■ **Data rows**
+-------+
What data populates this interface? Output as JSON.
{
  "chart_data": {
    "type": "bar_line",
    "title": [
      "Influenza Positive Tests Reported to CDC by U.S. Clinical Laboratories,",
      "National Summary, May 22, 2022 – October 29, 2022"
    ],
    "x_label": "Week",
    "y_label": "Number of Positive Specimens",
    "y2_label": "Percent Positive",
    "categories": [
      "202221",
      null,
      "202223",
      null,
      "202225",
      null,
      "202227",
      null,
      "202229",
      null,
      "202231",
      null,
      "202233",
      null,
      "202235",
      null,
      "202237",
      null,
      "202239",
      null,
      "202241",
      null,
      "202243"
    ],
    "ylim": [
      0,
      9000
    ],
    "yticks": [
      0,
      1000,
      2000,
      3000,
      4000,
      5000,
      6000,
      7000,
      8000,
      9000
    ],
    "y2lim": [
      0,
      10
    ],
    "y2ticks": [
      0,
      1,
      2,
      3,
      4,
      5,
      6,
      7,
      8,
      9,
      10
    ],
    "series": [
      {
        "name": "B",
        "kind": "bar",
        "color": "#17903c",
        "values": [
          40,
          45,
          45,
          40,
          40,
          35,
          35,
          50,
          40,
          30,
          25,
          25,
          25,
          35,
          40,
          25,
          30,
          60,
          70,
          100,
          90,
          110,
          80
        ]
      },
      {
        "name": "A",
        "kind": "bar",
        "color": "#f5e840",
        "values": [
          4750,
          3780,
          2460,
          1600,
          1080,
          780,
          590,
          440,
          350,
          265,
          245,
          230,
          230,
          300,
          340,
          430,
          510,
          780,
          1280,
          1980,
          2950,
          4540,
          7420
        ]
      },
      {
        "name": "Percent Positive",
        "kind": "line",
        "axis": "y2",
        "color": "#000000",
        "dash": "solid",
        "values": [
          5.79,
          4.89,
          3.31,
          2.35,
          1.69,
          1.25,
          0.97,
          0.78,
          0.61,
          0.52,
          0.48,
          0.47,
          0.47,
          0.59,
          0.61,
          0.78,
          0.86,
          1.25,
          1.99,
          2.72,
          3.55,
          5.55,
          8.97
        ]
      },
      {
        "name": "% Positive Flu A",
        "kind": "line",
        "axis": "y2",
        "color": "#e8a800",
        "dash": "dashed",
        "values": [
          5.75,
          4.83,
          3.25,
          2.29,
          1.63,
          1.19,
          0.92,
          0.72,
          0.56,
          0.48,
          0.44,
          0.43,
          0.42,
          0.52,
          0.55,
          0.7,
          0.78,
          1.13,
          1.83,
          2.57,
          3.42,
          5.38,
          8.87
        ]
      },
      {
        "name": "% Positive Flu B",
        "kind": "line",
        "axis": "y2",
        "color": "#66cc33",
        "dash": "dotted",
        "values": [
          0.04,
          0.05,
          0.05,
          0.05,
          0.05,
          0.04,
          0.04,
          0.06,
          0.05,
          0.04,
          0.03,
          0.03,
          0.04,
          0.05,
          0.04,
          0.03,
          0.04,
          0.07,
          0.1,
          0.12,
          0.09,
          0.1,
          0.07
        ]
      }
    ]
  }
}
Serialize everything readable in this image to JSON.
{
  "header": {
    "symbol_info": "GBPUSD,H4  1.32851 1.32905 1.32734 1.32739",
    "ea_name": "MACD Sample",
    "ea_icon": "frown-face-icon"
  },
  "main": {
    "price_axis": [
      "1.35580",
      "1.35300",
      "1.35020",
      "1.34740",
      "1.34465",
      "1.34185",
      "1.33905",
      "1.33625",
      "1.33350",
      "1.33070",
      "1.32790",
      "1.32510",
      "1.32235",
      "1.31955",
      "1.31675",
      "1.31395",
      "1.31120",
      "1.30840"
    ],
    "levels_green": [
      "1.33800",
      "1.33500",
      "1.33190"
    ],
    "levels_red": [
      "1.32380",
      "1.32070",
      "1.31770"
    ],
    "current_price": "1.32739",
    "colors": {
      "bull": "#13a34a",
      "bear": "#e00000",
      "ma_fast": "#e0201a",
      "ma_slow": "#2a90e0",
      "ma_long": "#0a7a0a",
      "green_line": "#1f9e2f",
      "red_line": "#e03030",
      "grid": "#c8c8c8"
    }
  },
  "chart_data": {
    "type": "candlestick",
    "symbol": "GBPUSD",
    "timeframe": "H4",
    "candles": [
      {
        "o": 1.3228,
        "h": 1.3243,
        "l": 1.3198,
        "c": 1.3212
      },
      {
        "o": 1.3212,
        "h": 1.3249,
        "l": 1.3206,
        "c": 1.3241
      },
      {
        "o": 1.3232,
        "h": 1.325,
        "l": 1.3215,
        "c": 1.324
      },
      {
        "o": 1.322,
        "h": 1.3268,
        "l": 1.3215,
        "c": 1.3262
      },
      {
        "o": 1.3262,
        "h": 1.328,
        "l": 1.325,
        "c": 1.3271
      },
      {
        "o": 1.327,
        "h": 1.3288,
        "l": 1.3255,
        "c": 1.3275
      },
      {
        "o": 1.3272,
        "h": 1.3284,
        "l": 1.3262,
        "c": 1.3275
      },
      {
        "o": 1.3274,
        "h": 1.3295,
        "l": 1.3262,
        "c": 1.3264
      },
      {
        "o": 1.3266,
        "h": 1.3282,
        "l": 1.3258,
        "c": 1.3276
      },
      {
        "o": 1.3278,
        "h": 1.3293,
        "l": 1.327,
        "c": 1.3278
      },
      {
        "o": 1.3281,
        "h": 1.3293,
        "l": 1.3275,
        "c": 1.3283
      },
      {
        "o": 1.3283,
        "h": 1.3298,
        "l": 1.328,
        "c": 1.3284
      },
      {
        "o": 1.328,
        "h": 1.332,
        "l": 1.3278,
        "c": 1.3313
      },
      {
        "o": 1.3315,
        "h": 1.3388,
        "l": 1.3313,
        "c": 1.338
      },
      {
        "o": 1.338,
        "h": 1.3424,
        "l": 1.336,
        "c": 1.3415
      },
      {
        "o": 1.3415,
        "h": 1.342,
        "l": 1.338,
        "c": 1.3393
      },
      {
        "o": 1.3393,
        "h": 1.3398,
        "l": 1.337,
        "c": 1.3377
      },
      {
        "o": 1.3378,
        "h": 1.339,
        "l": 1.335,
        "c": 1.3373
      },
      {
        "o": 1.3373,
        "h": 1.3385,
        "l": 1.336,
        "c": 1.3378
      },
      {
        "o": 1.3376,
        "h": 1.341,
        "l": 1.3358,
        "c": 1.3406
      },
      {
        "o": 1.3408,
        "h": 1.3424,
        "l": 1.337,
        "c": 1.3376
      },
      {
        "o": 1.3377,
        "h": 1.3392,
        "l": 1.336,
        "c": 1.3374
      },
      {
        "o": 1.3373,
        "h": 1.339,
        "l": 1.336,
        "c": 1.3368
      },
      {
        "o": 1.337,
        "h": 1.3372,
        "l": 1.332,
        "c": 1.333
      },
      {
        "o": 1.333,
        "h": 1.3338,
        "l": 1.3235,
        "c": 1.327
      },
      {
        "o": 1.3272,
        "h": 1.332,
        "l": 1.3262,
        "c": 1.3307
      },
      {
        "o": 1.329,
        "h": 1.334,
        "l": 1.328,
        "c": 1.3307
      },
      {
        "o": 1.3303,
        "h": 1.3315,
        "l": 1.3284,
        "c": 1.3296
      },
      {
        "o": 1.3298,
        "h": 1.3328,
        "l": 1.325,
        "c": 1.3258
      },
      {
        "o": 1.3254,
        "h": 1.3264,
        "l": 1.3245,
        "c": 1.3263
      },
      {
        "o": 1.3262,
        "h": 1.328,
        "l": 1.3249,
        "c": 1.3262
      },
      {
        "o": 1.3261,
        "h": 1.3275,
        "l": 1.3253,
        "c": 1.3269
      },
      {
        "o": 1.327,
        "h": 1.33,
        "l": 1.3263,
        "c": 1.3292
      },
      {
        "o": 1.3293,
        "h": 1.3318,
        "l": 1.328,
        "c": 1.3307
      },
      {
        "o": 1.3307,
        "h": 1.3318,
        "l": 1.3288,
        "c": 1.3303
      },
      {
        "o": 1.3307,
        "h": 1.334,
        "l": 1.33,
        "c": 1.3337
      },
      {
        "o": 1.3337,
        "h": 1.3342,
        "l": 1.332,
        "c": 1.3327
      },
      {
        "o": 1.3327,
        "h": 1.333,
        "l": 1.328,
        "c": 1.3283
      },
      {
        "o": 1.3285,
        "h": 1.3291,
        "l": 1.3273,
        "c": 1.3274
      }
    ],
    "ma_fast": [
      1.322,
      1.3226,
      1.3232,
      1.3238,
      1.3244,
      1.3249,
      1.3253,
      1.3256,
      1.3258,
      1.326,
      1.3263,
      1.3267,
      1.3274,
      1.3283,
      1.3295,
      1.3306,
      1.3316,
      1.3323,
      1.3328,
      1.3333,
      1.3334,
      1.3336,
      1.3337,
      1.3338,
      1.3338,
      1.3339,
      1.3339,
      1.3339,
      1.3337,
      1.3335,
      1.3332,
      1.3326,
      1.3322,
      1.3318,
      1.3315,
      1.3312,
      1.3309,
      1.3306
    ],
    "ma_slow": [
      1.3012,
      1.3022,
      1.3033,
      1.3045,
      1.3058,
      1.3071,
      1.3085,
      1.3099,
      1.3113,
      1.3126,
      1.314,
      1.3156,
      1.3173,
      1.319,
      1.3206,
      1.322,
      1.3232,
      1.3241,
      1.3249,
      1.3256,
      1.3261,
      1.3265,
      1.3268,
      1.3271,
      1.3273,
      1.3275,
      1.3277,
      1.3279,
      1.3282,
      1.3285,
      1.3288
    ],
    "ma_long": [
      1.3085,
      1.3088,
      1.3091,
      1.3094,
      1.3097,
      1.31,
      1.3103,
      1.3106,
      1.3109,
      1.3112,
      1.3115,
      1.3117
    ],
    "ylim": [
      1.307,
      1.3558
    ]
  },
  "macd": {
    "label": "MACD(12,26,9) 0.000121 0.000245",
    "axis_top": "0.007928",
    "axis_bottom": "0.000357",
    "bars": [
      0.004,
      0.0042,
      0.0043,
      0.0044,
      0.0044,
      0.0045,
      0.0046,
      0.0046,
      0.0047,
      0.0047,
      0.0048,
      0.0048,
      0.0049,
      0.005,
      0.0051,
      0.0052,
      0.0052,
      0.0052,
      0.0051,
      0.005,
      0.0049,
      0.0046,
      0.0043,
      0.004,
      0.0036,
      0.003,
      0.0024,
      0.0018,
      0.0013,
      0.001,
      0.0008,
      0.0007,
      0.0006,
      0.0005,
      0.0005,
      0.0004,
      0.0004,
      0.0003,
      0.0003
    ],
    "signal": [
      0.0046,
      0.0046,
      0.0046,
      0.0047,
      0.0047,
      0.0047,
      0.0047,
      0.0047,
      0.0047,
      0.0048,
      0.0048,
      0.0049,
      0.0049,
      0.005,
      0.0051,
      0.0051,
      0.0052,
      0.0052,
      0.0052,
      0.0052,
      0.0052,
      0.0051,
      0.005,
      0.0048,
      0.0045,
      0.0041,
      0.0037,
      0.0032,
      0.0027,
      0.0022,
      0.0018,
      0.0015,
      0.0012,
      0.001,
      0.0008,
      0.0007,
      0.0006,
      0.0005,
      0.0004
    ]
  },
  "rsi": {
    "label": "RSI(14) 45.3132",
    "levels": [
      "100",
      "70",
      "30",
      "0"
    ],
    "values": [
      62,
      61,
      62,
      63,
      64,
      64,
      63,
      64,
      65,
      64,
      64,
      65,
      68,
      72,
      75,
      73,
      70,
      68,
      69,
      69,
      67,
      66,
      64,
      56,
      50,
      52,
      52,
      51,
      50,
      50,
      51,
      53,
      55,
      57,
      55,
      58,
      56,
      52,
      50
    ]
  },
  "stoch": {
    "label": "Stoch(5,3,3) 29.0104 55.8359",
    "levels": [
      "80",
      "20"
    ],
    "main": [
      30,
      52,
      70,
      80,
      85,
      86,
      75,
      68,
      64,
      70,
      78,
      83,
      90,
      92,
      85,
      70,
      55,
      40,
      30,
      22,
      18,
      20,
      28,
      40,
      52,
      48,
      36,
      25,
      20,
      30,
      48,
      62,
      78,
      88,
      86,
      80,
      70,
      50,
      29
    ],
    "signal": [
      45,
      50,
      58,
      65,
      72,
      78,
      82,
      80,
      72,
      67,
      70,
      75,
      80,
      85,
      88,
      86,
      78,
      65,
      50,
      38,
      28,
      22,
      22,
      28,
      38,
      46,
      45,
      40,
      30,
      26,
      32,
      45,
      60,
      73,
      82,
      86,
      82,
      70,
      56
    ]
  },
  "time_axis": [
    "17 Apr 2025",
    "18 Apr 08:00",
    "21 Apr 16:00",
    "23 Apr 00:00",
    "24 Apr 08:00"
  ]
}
+-------+
Out of the records, collect only those lines that contain the string "this".

What data populates this interface? Output as JSON.
Serialize everything readable in this image to JSON.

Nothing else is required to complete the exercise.